:: INPUT MATERIAL ::
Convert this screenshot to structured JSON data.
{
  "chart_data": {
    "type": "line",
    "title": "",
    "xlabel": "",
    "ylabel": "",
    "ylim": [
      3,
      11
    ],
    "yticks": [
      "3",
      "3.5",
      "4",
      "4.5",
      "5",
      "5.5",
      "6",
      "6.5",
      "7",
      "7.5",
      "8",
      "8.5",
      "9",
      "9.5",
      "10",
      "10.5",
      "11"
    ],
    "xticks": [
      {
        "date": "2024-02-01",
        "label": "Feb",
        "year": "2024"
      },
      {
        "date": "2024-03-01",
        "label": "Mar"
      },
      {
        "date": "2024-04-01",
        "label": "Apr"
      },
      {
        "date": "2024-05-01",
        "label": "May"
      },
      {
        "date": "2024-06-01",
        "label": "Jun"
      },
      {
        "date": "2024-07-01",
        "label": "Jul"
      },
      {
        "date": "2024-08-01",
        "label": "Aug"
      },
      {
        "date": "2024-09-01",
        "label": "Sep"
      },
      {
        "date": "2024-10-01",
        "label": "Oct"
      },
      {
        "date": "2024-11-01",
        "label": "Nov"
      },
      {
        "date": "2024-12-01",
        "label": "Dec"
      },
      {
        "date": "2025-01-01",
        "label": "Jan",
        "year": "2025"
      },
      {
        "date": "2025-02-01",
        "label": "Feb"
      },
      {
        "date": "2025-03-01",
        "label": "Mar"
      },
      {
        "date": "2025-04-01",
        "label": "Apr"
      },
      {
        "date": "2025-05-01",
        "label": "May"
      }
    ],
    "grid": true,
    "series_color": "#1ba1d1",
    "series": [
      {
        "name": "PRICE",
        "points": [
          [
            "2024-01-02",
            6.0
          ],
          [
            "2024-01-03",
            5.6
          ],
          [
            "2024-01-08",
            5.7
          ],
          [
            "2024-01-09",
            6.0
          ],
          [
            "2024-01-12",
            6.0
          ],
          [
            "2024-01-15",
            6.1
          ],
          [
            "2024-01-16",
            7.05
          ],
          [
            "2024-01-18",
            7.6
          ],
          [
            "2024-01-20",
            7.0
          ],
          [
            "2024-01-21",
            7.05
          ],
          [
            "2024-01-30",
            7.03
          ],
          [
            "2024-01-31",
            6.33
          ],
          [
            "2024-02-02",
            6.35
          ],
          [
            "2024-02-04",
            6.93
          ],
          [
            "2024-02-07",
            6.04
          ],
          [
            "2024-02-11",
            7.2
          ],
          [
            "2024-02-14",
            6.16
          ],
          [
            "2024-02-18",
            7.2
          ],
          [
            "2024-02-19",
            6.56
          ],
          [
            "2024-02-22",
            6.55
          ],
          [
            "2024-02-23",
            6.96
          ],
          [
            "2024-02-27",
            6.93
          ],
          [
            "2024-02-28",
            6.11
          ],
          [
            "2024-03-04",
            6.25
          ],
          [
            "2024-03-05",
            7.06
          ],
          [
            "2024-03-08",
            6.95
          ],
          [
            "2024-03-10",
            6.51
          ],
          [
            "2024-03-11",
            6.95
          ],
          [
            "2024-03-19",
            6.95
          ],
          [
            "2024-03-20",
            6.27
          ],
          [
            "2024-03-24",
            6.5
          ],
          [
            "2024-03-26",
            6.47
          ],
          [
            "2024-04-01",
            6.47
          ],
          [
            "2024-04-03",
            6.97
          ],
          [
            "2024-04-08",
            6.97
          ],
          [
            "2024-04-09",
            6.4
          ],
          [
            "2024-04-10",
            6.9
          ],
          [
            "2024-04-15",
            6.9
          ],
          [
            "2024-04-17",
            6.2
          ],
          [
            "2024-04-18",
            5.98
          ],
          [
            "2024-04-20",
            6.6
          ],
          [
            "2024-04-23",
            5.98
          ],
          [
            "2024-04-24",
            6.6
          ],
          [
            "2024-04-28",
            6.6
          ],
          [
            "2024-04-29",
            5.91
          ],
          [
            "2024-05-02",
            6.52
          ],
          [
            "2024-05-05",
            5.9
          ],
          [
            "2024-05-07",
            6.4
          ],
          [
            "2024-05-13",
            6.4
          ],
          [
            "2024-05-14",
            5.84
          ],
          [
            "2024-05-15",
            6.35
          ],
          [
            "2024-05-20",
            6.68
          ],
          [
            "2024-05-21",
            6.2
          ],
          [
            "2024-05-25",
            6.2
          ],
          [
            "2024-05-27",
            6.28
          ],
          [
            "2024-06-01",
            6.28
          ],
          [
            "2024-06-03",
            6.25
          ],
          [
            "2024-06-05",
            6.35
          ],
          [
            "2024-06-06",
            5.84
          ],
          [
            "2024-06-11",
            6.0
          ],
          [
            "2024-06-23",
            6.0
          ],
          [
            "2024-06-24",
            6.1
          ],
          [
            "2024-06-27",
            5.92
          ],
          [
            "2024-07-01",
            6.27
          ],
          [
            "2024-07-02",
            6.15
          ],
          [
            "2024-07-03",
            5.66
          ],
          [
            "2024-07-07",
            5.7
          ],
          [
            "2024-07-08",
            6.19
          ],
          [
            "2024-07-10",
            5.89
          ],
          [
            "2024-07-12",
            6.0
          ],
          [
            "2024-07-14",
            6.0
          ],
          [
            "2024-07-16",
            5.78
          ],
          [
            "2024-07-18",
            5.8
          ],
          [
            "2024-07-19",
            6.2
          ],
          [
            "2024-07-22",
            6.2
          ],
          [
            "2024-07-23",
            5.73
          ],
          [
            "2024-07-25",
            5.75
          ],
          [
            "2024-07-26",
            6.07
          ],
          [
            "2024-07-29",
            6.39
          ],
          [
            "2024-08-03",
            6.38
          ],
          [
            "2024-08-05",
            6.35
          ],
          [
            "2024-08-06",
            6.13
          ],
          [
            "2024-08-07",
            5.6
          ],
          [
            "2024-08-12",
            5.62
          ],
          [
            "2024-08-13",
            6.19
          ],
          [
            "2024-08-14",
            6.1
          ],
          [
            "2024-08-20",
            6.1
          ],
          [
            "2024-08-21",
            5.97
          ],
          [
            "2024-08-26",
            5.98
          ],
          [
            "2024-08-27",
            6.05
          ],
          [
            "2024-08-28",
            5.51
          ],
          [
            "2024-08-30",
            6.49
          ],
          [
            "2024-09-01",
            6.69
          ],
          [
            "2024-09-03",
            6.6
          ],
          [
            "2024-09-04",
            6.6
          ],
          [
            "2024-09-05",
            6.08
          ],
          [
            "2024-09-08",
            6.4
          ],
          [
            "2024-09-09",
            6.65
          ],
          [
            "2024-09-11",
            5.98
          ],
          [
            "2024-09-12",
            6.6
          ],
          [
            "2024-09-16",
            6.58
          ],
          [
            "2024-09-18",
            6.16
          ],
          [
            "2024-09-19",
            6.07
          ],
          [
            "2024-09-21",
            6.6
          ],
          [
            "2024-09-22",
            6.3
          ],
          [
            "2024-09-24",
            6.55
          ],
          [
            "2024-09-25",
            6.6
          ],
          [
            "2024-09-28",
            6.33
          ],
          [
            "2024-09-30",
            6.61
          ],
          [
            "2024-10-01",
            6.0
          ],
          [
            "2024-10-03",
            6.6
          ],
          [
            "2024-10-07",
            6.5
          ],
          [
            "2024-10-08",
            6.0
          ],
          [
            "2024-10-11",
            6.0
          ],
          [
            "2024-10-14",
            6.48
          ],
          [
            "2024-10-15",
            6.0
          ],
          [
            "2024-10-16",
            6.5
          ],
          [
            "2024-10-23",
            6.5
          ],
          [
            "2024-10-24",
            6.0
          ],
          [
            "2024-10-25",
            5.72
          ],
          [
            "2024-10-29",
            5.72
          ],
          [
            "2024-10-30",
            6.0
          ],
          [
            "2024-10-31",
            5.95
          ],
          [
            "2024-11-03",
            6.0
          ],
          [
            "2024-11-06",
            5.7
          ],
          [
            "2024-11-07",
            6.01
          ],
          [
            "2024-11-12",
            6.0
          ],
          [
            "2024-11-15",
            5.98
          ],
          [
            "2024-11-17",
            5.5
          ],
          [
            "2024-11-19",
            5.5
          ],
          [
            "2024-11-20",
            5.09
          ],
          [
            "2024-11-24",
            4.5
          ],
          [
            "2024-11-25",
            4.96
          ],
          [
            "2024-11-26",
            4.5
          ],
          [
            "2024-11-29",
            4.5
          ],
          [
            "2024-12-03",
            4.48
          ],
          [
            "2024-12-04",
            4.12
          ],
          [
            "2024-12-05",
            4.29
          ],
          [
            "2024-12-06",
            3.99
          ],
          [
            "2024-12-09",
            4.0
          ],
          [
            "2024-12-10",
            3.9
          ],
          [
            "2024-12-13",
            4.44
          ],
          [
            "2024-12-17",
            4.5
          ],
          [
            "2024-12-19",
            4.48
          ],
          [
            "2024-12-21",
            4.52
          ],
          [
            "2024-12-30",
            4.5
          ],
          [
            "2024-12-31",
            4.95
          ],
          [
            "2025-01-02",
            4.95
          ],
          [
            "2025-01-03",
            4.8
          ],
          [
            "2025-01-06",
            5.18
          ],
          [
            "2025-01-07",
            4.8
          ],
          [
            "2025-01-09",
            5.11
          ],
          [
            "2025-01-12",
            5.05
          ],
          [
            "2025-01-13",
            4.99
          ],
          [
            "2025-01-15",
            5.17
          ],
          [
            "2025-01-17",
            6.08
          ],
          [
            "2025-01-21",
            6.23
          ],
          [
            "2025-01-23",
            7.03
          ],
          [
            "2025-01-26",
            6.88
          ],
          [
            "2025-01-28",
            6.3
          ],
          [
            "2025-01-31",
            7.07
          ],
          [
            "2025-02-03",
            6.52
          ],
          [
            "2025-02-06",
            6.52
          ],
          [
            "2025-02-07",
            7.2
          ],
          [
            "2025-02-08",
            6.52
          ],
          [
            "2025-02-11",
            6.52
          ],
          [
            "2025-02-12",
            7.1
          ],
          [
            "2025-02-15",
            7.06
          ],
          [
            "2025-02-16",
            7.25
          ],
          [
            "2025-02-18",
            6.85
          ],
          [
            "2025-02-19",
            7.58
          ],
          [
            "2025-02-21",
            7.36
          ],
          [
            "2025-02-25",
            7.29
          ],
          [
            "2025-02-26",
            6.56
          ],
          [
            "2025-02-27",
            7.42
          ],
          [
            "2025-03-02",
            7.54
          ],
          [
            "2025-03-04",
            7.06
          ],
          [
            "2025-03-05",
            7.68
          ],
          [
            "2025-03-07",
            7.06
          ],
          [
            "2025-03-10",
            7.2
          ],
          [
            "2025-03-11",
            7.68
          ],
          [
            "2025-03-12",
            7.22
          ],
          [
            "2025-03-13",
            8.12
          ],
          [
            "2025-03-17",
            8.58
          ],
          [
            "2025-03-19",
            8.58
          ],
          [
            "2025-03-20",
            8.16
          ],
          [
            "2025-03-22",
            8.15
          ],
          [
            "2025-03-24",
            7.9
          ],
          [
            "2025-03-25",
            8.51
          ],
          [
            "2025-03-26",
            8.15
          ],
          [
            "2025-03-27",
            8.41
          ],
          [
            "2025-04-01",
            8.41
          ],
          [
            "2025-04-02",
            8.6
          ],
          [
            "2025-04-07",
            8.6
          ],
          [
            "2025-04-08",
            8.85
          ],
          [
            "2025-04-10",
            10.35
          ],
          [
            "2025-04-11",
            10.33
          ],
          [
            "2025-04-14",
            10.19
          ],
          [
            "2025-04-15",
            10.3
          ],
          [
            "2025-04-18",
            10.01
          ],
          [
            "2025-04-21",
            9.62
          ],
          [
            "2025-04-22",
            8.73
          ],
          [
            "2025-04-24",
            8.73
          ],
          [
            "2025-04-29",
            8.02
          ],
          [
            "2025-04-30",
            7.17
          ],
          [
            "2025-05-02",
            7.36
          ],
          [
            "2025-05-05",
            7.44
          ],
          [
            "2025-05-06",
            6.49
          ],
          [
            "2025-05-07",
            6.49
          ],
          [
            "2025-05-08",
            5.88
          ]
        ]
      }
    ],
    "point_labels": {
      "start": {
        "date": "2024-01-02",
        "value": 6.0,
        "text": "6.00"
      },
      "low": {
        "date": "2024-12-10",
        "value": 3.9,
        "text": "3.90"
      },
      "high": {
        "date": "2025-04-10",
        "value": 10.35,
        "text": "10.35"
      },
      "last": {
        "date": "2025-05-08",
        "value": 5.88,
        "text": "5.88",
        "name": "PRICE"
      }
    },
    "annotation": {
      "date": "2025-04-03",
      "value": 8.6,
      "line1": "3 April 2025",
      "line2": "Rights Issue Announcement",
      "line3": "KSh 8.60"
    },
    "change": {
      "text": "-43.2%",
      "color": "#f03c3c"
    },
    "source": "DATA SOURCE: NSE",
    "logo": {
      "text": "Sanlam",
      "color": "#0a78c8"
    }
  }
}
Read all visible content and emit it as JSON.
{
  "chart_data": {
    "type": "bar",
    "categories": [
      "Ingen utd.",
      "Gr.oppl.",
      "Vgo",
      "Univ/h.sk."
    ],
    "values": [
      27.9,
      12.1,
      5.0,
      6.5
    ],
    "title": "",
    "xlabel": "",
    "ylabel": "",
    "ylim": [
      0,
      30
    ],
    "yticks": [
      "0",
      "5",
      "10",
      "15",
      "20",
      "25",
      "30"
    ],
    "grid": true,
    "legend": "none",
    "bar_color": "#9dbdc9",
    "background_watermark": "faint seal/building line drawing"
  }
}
:::
Extract every line from the one containing "Read all visible content and emit it as JSON." through the last line of the data, inclusive, exactly as written.

Read all visible content and emit it as JSON.
{
  "chart_data": {
    "type": "bar",
    "categories": [
      "Ingen utd.",
      "Gr.oppl.",
      "Vgo",
      "Univ/h.sk."
    ],
    "values": [
      27.9,
      12.1,
      5.0,
      6.5
    ],
    "title": "",
    "xlabel": "",
    "ylabel": "",
    "ylim": [
      0,
      30
    ],
    "yticks": [
      "0",
      "5",
      "10",
      "15",
      "20",
      "25",
      "30"
    ],
    "grid": true,
    "legend": "none",
    "bar_color": "#9dbdc9",
    "background_watermark": "faint seal/building line drawing"
  }
}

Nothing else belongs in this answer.